== EXERCISE INPUT ==

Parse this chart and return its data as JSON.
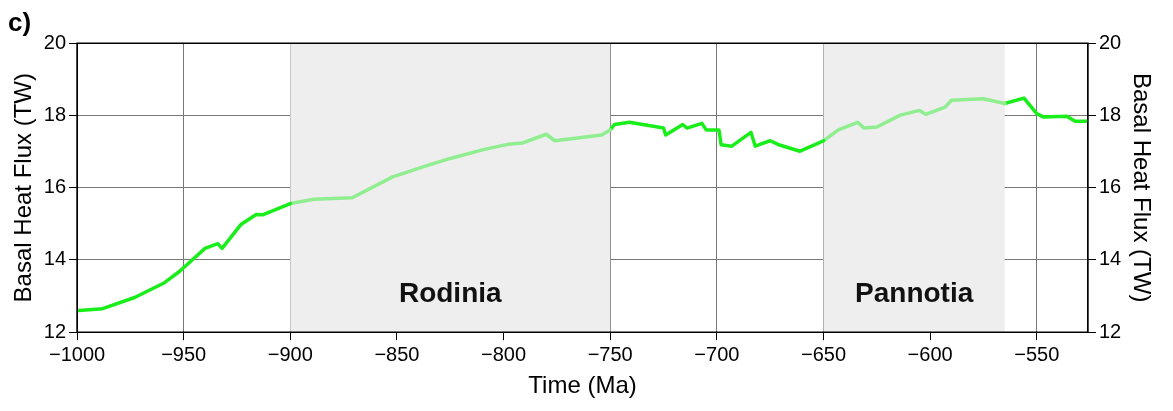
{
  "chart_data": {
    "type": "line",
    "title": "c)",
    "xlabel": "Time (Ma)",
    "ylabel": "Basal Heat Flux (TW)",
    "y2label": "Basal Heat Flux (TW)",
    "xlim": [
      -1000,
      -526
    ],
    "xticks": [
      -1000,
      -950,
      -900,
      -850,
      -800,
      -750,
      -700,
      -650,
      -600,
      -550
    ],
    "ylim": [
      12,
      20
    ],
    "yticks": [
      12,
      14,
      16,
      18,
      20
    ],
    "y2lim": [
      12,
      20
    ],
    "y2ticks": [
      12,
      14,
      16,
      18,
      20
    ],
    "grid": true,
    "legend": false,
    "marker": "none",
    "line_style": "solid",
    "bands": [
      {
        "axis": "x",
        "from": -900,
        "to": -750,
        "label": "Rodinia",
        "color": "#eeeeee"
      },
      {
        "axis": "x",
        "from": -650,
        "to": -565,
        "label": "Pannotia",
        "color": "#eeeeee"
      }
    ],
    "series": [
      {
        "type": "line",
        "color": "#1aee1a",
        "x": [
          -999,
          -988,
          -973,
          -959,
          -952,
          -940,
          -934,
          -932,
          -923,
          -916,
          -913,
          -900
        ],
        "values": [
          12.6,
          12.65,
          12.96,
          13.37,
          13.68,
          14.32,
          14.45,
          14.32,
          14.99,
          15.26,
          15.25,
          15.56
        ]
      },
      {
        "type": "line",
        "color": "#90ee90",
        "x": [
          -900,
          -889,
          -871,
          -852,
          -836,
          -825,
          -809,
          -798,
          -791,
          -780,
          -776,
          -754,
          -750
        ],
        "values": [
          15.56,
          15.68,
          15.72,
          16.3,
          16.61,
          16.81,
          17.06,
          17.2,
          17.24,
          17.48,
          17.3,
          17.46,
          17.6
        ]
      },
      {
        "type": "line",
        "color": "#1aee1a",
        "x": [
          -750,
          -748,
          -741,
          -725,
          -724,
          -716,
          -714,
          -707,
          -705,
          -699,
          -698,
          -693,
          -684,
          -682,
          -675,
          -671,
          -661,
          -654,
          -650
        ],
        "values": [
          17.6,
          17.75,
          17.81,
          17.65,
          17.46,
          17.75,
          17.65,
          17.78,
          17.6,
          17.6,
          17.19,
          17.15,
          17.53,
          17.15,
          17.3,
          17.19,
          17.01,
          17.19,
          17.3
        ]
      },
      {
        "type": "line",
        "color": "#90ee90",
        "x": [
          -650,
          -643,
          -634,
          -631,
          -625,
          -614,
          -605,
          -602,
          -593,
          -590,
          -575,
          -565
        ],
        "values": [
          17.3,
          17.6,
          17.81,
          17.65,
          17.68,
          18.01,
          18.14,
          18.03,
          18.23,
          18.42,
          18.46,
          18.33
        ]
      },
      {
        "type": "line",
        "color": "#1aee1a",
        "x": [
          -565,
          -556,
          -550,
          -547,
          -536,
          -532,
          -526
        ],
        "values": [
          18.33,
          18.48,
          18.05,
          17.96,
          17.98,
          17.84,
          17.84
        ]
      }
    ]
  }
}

===

▶ [GIVEN REQUEST] Copy out all of the material exactly as written, without its pictures.

▶ [COMPLETED TASK]
Parse this chart and return its data as JSON.
{
  "chart_data": {
    "type": "line",
    "title": "c)",
    "xlabel": "Time (Ma)",
    "ylabel": "Basal Heat Flux (TW)",
    "y2label": "Basal Heat Flux (TW)",
    "xlim": [
      -1000,
      -526
    ],
    "xticks": [
      -1000,
      -950,
      -900,
      -850,
      -800,
      -750,
      -700,
      -650,
      -600,
      -550
    ],
    "ylim": [
      12,
      20
    ],
    "yticks": [
      12,
      14,
      16,
      18,
      20
    ],
    "y2lim": [
      12,
      20
    ],
    "y2ticks": [
      12,
      14,
      16,
      18,
      20
    ],
    "grid": true,
    "legend": false,
    "marker": "none",
    "line_style": "solid",
    "bands": [
      {
        "axis": "x",
        "from": -900,
        "to": -750,
        "label": "Rodinia",
        "color": "#eeeeee"
      },
      {
        "axis": "x",
        "from": -650,
        "to": -565,
        "label": "Pannotia",
        "color": "#eeeeee"
      }
    ],
    "series": [
      {
        "type": "line",
        "color": "#1aee1a",
        "x": [
          -999,
          -988,
          -973,
          -959,
          -952,
          -940,
          -934,
          -932,
          -923,
          -916,
          -913,
          -900
        ],
        "values": [
          12.6,
          12.65,
          12.96,
          13.37,
          13.68,
          14.32,
          14.45,
          14.32,
          14.99,
          15.26,
          15.25,
          15.56
        ]
      },
      {
        "type": "line",
        "color": "#90ee90",
        "x": [
          -900,
          -889,
          -871,
          -852,
          -836,
          -825,
          -809,
          -798,
          -791,
          -780,
          -776,
          -754,
          -750
        ],
        "values": [
          15.56,
          15.68,
          15.72,
          16.3,
          16.61,
          16.81,
          17.06,
          17.2,
          17.24,
          17.48,
          17.3,
          17.46,
          17.6
        ]
      },
      {
        "type": "line",
        "color": "#1aee1a",
        "x": [
          -750,
          -748,
          -741,
          -725,
          -724,
          -716,
          -714,
          -707,
          -705,
          -699,
          -698,
          -693,
          -684,
          -682,
          -675,
          -671,
          -661,
          -654,
          -650
        ],
        "values": [
          17.6,
          17.75,
          17.81,
          17.65,
          17.46,
          17.75,
          17.65,
          17.78,
          17.6,
          17.6,
          17.19,
          17.15,
          17.53,
          17.15,
          17.3,
          17.19,
          17.01,
          17.19,
          17.3
        ]
      },
      {
        "type": "line",
        "color": "#90ee90",
        "x": [
          -650,
          -643,
          -634,
          -631,
          -625,
          -614,
          -605,
          -602,
          -593,
          -590,
          -575,
          -565
        ],
        "values": [
          17.3,
          17.6,
          17.81,
          17.65,
          17.68,
          18.01,
          18.14,
          18.03,
          18.23,
          18.42,
          18.46,
          18.33
        ]
      },
      {
        "type": "line",
        "color": "#1aee1a",
        "x": [
          -565,
          -556,
          -550,
          -547,
          -536,
          -532,
          -526
        ],
        "values": [
          18.33,
          18.48,
          18.05,
          17.96,
          17.98,
          17.84,
          17.84
        ]
      }
    ]
  }
}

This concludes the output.